Information given >>
::::

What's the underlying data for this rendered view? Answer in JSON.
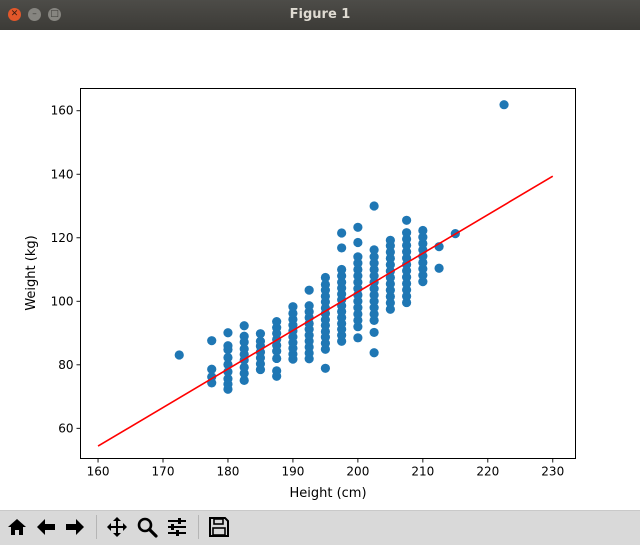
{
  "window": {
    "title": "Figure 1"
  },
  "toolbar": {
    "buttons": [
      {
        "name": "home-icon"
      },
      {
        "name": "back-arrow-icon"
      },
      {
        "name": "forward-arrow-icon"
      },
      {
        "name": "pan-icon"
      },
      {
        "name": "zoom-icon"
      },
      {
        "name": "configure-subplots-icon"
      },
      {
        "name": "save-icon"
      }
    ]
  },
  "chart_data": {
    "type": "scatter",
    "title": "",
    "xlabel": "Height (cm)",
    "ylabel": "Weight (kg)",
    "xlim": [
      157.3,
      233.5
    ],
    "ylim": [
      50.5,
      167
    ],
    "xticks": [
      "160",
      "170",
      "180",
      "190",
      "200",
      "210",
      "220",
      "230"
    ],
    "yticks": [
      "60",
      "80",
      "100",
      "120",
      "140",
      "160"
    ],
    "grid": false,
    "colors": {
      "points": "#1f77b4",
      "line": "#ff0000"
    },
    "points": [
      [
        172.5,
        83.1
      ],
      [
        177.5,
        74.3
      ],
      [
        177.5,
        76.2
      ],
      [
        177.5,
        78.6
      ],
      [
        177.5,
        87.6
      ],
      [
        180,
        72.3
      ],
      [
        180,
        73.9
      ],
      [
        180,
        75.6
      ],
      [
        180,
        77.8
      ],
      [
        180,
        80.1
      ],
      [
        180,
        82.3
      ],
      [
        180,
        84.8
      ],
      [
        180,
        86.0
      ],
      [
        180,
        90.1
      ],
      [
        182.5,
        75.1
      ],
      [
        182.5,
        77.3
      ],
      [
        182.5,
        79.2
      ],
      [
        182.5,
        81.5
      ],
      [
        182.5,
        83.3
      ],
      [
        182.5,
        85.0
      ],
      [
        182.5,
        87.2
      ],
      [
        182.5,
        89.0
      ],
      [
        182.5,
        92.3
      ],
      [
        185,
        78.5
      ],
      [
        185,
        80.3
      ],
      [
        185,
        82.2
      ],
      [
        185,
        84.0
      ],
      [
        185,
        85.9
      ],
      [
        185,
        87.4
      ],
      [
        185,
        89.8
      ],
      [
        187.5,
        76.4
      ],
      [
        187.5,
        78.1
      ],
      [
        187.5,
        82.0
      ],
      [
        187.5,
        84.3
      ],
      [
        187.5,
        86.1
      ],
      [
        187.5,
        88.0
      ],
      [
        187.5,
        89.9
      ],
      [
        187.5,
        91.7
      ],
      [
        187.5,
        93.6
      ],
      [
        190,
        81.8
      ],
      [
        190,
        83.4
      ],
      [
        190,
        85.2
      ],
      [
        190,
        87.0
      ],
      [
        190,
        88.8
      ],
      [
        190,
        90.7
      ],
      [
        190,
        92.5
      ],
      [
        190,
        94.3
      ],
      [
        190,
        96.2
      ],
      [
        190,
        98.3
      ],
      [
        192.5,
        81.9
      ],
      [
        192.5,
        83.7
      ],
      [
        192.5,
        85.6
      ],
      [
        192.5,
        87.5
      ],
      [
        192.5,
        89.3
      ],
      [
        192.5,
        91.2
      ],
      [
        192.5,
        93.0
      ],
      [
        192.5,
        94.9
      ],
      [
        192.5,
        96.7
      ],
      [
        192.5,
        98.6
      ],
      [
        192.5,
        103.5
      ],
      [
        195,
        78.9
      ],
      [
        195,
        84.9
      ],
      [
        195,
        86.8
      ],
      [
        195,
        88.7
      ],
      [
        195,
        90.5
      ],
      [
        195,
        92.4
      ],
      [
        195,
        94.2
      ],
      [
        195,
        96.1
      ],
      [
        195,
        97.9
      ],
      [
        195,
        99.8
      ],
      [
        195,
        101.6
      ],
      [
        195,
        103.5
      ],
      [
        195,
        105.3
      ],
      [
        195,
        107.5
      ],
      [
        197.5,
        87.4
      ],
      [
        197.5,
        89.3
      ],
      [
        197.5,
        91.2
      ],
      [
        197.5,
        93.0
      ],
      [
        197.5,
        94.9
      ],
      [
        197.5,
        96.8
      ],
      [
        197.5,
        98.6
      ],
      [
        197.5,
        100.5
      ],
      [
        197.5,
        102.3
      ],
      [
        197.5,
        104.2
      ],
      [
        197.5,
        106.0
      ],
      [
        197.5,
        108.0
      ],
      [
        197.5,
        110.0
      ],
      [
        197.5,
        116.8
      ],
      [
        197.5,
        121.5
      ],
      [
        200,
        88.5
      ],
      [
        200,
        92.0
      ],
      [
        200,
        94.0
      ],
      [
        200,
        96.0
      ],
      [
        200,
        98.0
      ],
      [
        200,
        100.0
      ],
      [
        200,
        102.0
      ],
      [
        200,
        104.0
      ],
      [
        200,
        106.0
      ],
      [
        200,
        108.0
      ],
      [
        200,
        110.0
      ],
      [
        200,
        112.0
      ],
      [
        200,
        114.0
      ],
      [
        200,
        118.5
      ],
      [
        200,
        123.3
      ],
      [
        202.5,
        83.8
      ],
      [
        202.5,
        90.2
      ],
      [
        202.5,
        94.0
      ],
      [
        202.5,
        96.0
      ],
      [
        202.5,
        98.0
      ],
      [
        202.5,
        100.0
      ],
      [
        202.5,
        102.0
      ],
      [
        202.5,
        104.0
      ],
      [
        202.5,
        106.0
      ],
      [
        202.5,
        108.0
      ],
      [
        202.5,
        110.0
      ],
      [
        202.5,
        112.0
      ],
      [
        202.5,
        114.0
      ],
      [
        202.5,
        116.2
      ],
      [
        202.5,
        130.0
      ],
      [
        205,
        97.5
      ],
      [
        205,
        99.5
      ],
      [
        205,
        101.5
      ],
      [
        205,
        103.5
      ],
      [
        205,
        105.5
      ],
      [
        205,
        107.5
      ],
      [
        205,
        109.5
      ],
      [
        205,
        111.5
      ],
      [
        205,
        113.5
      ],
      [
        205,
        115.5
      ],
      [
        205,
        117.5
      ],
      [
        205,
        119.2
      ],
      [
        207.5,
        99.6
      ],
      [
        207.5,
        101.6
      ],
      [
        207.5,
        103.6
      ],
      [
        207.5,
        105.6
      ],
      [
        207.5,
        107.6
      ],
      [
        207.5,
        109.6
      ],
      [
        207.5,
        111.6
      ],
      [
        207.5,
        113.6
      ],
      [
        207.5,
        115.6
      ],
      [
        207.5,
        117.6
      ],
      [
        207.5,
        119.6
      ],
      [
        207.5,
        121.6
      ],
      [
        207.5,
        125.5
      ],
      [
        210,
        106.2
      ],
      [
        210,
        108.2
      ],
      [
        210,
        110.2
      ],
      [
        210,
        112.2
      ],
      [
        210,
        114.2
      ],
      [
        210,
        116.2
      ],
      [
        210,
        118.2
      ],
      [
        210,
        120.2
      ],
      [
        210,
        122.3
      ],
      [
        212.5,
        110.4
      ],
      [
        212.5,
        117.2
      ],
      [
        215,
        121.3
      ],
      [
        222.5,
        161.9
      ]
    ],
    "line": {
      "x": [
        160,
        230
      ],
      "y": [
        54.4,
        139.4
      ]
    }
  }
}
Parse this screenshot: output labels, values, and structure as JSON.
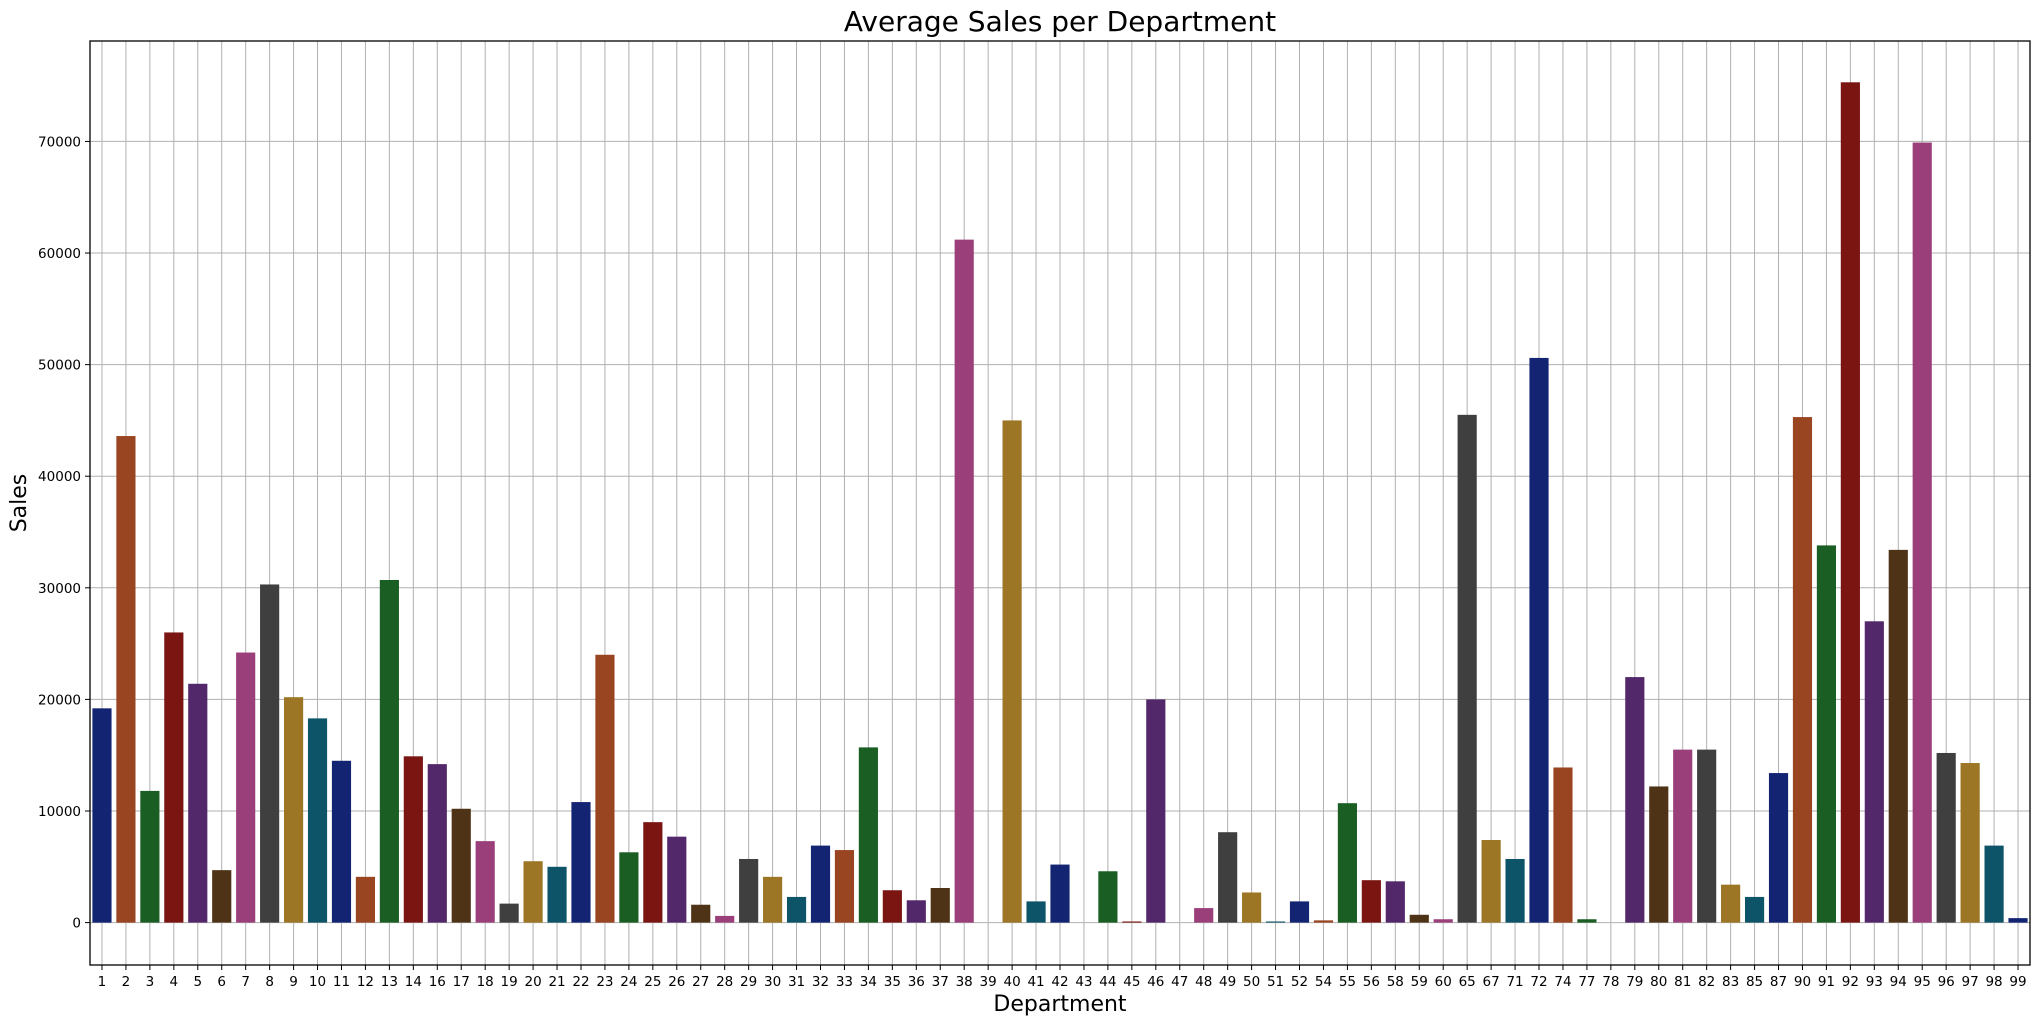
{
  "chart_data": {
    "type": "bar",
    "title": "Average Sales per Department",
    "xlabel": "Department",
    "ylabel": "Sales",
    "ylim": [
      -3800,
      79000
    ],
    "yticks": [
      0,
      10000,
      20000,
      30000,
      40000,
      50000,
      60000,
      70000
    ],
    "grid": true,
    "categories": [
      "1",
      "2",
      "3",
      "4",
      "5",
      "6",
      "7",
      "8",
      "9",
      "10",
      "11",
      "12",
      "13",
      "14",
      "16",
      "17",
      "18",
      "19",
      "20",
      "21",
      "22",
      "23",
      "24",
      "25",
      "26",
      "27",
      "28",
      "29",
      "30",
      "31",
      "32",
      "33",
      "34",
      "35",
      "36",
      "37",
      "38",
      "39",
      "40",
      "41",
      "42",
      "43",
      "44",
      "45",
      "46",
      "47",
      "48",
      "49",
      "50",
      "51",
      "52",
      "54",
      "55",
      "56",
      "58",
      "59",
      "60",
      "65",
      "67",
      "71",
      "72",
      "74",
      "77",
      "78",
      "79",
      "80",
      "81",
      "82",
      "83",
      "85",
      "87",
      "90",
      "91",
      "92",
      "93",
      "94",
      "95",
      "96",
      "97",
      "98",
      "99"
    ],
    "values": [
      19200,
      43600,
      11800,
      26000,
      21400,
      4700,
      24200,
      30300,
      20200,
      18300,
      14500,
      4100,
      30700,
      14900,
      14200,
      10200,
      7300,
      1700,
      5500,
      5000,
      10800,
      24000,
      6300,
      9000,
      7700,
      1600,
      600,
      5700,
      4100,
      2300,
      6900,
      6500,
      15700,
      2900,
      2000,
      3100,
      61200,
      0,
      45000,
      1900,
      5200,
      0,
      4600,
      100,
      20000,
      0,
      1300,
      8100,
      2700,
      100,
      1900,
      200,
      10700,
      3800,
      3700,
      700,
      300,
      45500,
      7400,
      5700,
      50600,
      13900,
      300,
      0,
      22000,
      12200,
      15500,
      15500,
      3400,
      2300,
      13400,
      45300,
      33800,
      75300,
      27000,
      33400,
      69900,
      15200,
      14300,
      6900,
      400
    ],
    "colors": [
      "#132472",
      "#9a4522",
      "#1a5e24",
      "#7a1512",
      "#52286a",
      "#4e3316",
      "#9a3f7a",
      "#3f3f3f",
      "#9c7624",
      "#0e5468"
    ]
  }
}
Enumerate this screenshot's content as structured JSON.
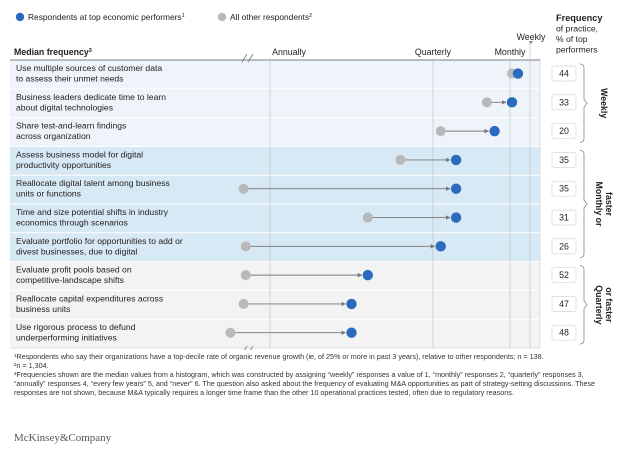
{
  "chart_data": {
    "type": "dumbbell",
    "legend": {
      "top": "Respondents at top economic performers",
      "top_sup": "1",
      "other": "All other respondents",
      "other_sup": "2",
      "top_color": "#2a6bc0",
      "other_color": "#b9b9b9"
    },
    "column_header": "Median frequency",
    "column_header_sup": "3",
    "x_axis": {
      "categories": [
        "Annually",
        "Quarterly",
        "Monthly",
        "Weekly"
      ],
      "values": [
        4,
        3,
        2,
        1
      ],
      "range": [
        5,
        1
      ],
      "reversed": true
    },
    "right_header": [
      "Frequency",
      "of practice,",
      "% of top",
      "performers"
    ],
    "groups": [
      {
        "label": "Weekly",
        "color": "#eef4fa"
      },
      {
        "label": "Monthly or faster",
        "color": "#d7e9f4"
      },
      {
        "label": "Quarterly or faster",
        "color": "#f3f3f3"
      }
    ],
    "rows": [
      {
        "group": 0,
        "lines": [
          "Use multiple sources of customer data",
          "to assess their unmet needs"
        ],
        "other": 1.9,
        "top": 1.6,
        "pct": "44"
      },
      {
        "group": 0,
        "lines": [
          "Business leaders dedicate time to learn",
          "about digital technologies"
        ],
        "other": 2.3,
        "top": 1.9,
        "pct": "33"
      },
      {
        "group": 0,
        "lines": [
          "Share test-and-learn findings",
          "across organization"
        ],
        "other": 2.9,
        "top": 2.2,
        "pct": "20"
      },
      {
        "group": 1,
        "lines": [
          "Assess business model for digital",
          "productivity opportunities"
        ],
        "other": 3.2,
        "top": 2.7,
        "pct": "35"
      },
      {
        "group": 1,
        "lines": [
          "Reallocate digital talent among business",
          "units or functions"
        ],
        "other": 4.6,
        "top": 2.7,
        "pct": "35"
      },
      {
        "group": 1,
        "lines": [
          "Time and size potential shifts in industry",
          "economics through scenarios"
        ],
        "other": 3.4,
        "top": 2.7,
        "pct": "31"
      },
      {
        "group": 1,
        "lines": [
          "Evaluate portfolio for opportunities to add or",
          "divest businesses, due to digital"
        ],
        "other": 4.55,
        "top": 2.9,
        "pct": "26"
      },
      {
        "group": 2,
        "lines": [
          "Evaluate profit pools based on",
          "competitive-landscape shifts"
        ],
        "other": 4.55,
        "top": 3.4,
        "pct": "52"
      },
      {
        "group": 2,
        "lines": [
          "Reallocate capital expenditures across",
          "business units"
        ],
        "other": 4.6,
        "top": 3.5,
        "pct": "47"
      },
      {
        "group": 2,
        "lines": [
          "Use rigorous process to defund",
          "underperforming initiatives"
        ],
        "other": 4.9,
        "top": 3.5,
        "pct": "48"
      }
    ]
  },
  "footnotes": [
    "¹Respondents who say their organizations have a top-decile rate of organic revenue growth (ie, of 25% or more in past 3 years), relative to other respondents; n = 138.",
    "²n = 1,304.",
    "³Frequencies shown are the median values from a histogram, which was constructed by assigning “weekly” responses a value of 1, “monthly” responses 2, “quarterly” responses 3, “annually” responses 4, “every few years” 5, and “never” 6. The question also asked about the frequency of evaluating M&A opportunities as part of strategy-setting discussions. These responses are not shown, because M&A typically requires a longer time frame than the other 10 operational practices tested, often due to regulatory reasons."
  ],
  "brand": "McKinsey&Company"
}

::::

Aim >> Copy out every line of the data that includes the word "Department".

Exercise solution >>
    "title": "Average Sales per Department",
    "xlabel": "Department",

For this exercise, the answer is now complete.